▸ Problem statement: Copy out every line that contains the word "سورة".

— Start of Given data —

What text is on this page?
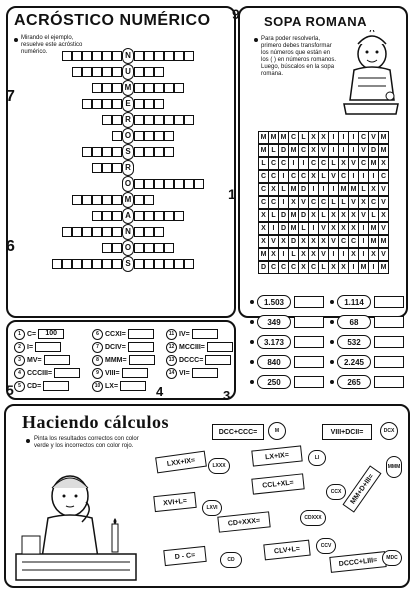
ACRÓSTICO NUMÉRICO
Mirando el ejemplo, resuelve este acróstico numérico.	N
U
M
E
R
O
S
R
O
M
A
N
O
S
7
6
1
9 SOPA ROMANA
Para poder resolverla, primero debes transformar los números que están en los ( ) en números romanos. Luego, búscalos en la sopa romana.
M M M C L X X I I I C V M
M L D M C X V I I I V D M
L C C I I C C L X V C M X
C C I C C X L V C I I I C
C X L M D I I I M M L X V
C C I X V C C L L V X C V
X L D M D X L X X X V L X
X I D M L I V X X X I M V
X V X D X X X V C C I M M
M X I L X X V I I X I X V
D C C C X C L X X I M I M
1.503	1.114
349	68
3.173	532
840	2.245
250	265
1 C=	100
2 I=
3 MV=
4 CCCIII=
5 CD=
6 CCXI=
7 DCIV=
8 MMM=
9 VIII=
10 LX=
11 IV=
12 MCCIII=
13 DCCC=
14 VI=
5	4	3
Haciendo cálculos
Pinta los resultados correctos con color verde y los incorrectos con color rojo.
DCC+CCC=	M	VIII+DCII=	DCX
LXX+IX=	LXXX
LX+IX=	LI
CCL+XL=
CCX
XVI+L=
LXVI
CD+XXX=	CDXXX
D - C=	CD
CLV+L=	CCV
DCCC+LIII=	MDC
MM+D+III=
MMM
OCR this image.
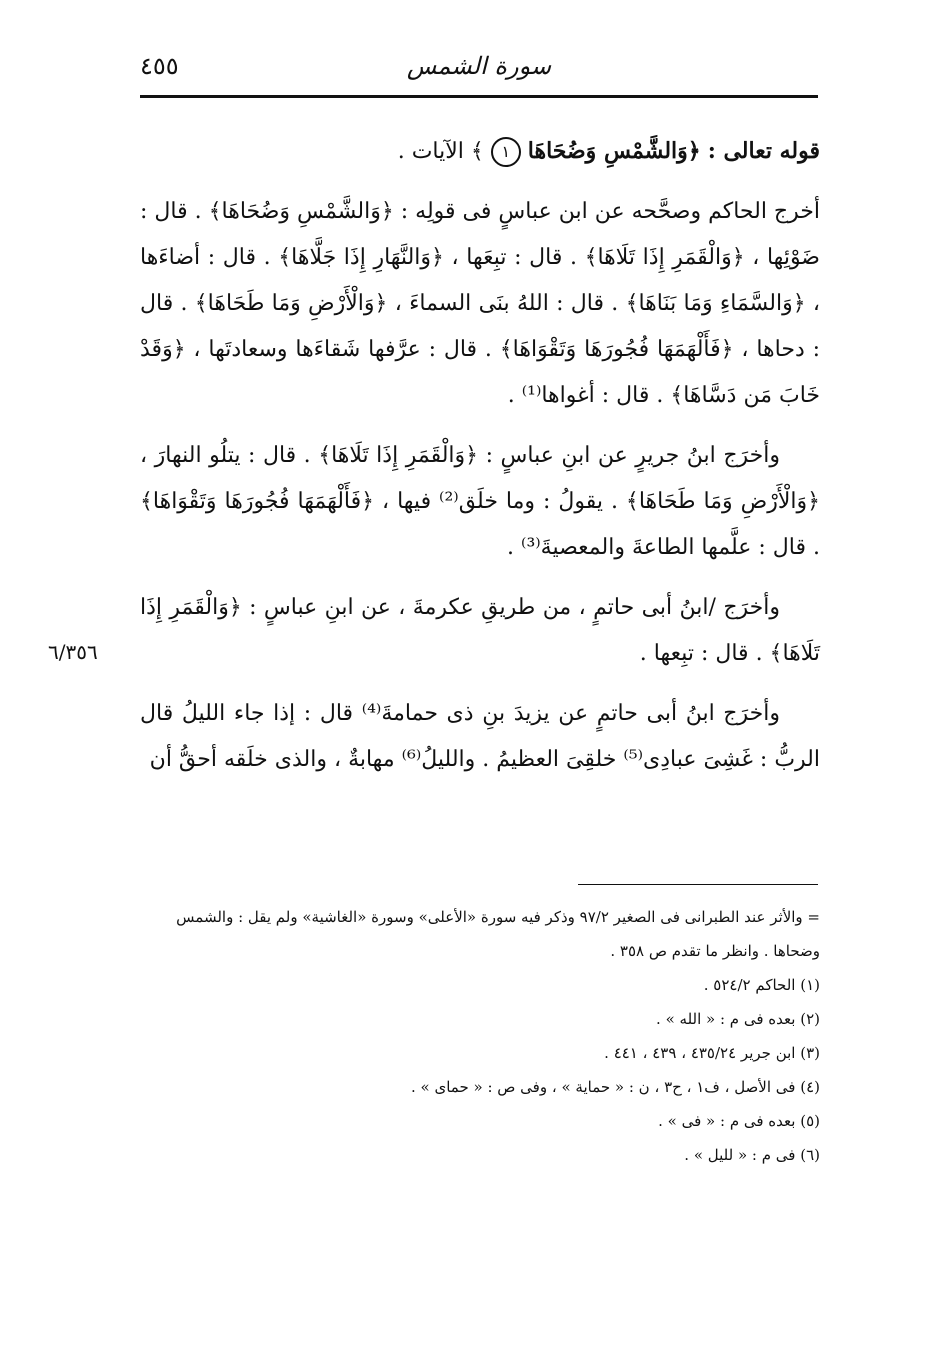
٤٥٥	سورة الشمس
٦/٣٥٦

قوله تعالى : ﴿وَالشَّمْسِ وَضُحَاهَا ١ ﴾ الآيات .

أخرج الحاكم وصحَّحه عن ابن عباسٍ فى قولِه : ﴿وَالشَّمْسِ وَضُحَاهَا﴾ . قال : ضَوْئِها ، ﴿وَالْقَمَرِ إِذَا تَلَاهَا﴾ . قال : تبِعَها ، ﴿وَالنَّهَارِ إِذَا جَلَّاهَا﴾ . قال : أضاءَها ، ﴿وَالسَّمَاءِ وَمَا بَنَاهَا﴾ . قال : اللهُ بنَى السماءَ ، ﴿وَالْأَرْضِ وَمَا طَحَاهَا﴾ . قال : دحاها ، ﴿فَأَلْهَمَهَا فُجُورَهَا وَتَقْوَاهَا﴾ . قال : عرَّفها شَقاءَها وسعادتَها ، ﴿وَقَدْ خَابَ مَن دَسَّاهَا﴾ . قال : أغواها⁽¹⁾ .

وأخرَج ابنُ جريرٍ عن ابنِ عباسٍ : ﴿وَالْقَمَرِ إِذَا تَلَاهَا﴾ . قال : يتلُو النهارَ ، ﴿وَالْأَرْضِ وَمَا طَحَاهَا﴾ . يقولُ : وما خلَق⁽²⁾ فيها ، ﴿فَأَلْهَمَهَا فُجُورَهَا وَتَقْوَاهَا﴾ . قال : علَّمها الطاعةَ والمعصيةَ⁽³⁾ .

وأخرَج /ابنُ أبى حاتمٍ ، من طريقِ عكرمةَ ، عن ابنِ عباسٍ : ﴿وَالْقَمَرِ إِذَا تَلَاهَا﴾ . قال : تبِعها .

وأخرَج ابنُ أبى حاتمٍ عن يزيدَ بنِ ذى حمامةَ⁽⁴⁾ قال : إذا جاء الليلُ قال الربُّ : غَشِىَ عبادِى⁽⁵⁾ خلقِىَ العظيمُ . والليلُ⁽⁶⁾ مهابةٌ ، والذى خلَقه أحقُّ أن

= والأثر عند الطبرانى فى الصغير ٩٧/٢ وذكر فيه سورة «الأعلى» وسورة «الغاشية» ولم يقل : والشمس وضحاها . وانظر ما تقدم ص ٣٥٨ .

(١) الحاكم ٥٢٤/٢ .

(٢) بعده فى م : « الله » .

(٣) ابن جرير ٤٣٥/٢٤ ، ٤٣٩ ، ٤٤١ .

(٤) فى الأصل ، ف١ ، ح٣ ، ن : « حماية » ، وفى ص : « حماى » .

(٥) بعده فى م : « فى » .

(٦) فى م : « لليل » .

— End of Given data —

▸ Complete response:
٤٥٥	سورة الشمس
= والأثر عند الطبرانى فى الصغير ٩٧/٢ وذكر فيه سورة «الأعلى» وسورة «الغاشية» ولم يقل : والشمس وضحاها . وانظر ما تقدم ص ٣٥٨ .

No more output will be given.